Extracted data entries
#####

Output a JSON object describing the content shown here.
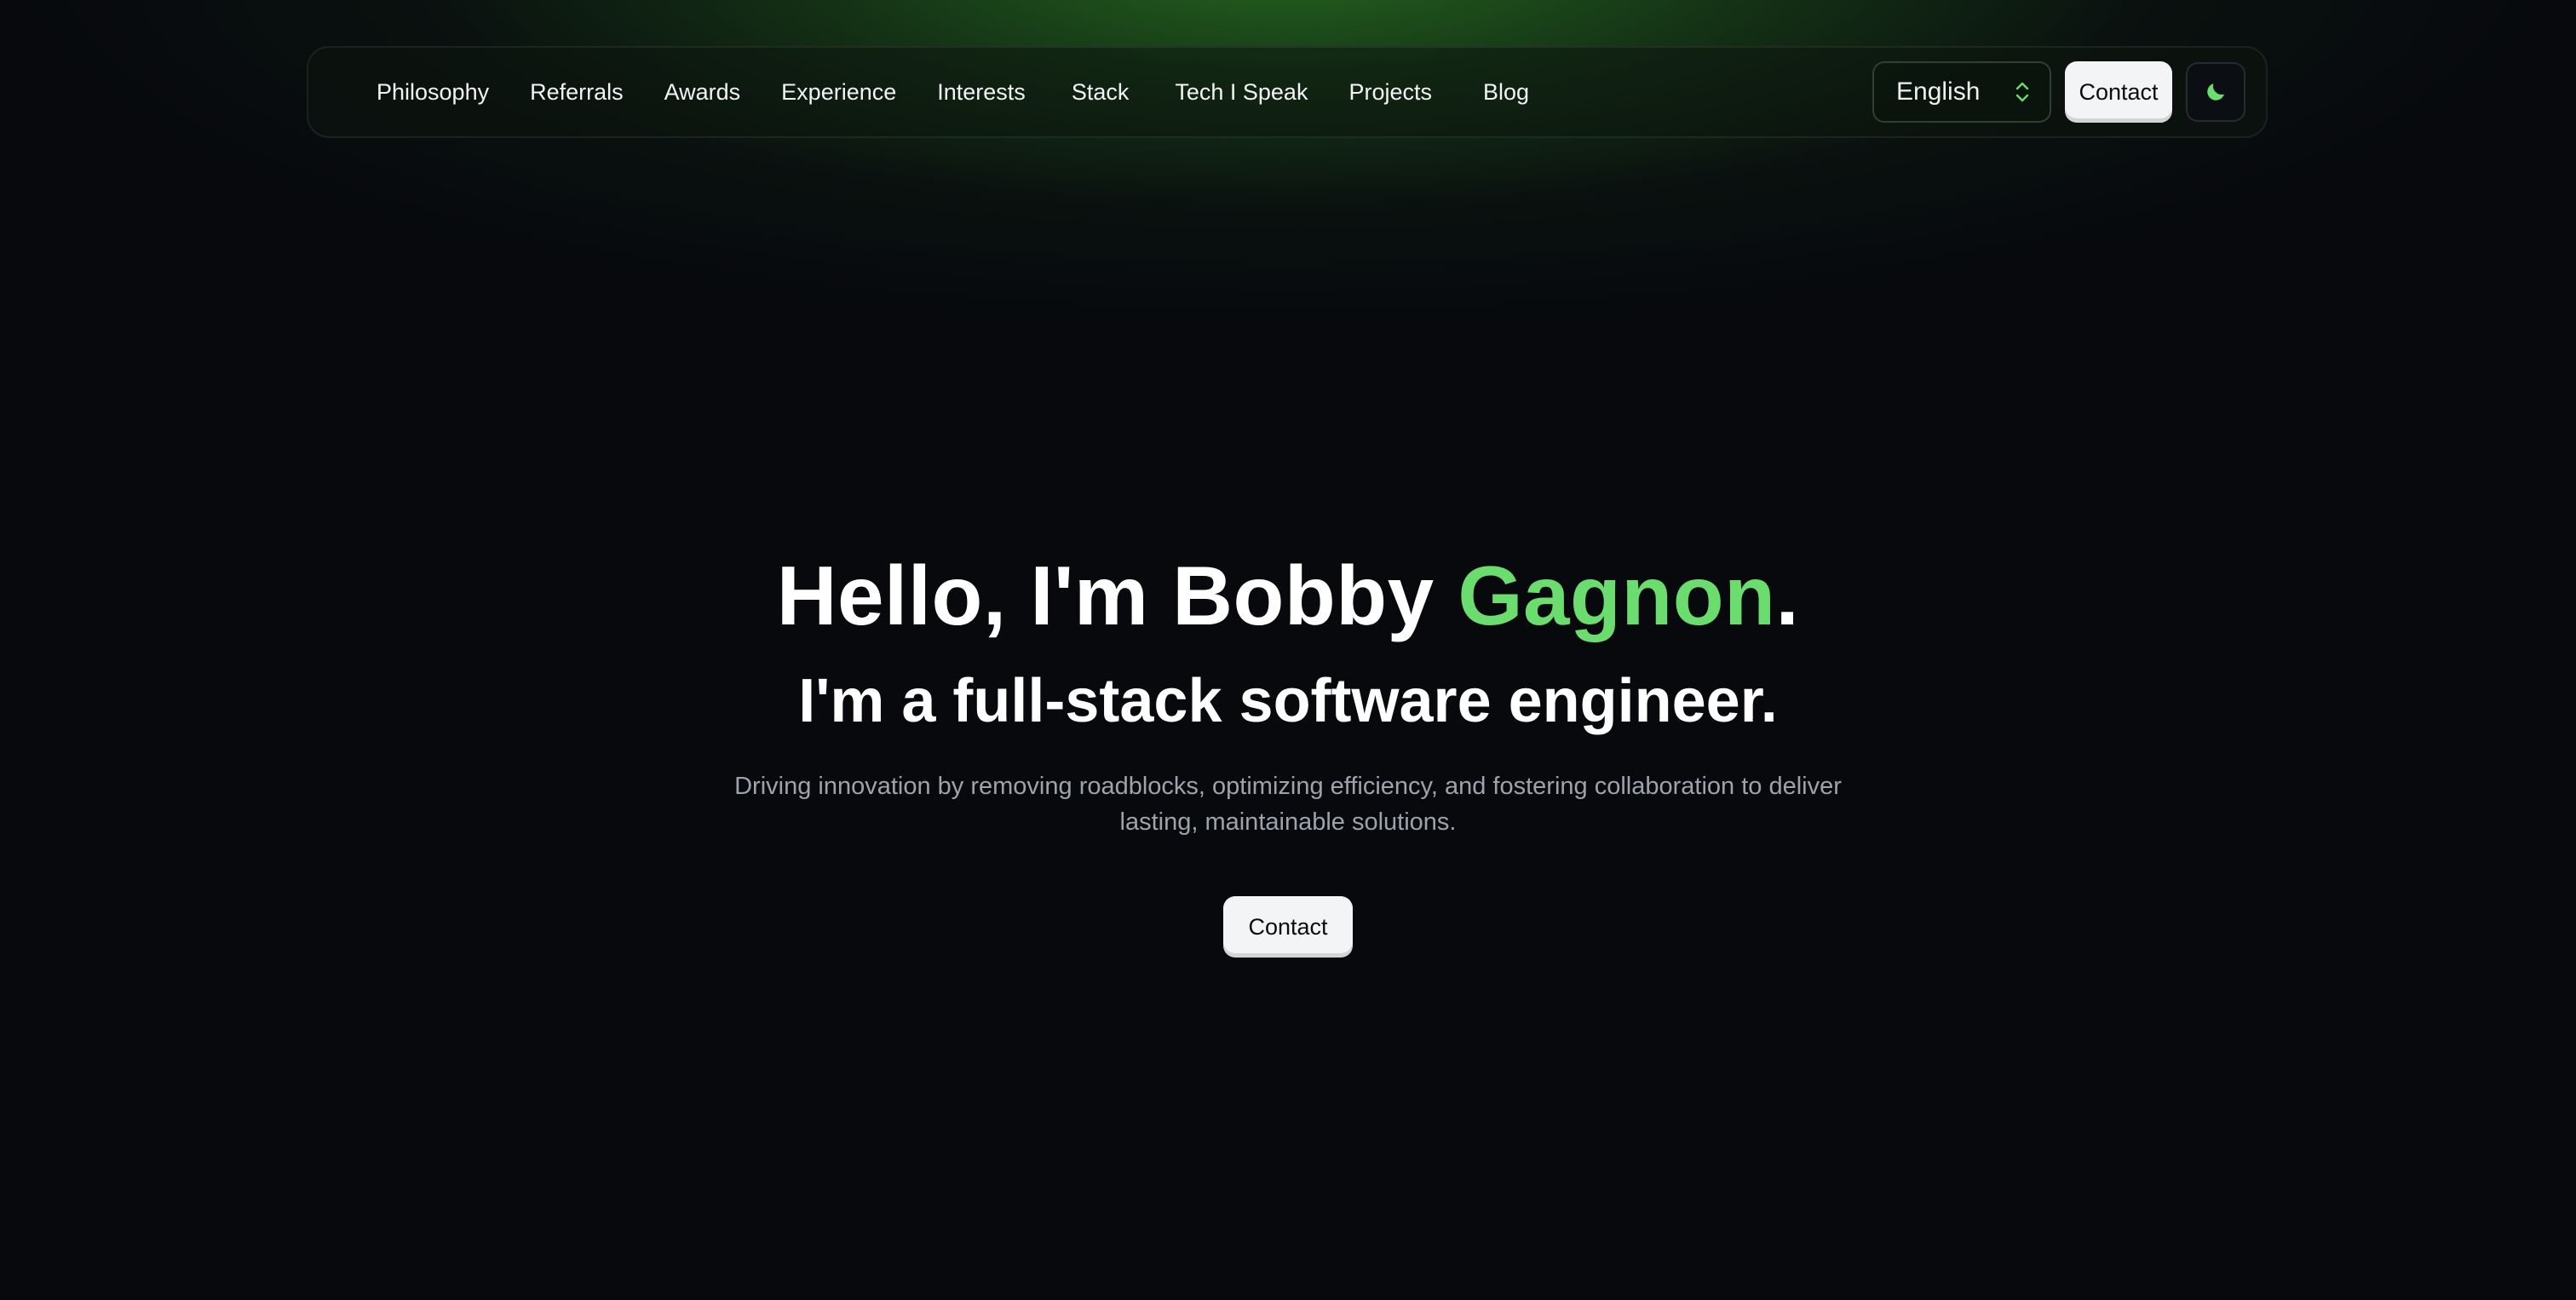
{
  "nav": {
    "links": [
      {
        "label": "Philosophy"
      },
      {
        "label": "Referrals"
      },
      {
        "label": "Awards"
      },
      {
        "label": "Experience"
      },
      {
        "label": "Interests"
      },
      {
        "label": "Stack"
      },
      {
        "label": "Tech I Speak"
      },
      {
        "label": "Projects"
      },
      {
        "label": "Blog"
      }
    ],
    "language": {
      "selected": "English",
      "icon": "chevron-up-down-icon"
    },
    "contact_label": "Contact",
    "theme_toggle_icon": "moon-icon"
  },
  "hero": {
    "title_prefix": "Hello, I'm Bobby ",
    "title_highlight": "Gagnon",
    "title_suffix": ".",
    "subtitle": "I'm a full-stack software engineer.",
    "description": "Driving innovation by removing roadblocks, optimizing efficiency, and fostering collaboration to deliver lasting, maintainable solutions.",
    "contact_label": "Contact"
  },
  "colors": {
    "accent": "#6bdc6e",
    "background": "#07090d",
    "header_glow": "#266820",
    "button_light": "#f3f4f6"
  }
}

#####

_INSTRUCTIONS FOR THE TASK:_ Take every line that includes the string "Contact" and copy it.

_EXERCISE OUTPUT:_
    "contact_label": "Contact",
    "contact_label": "Contact"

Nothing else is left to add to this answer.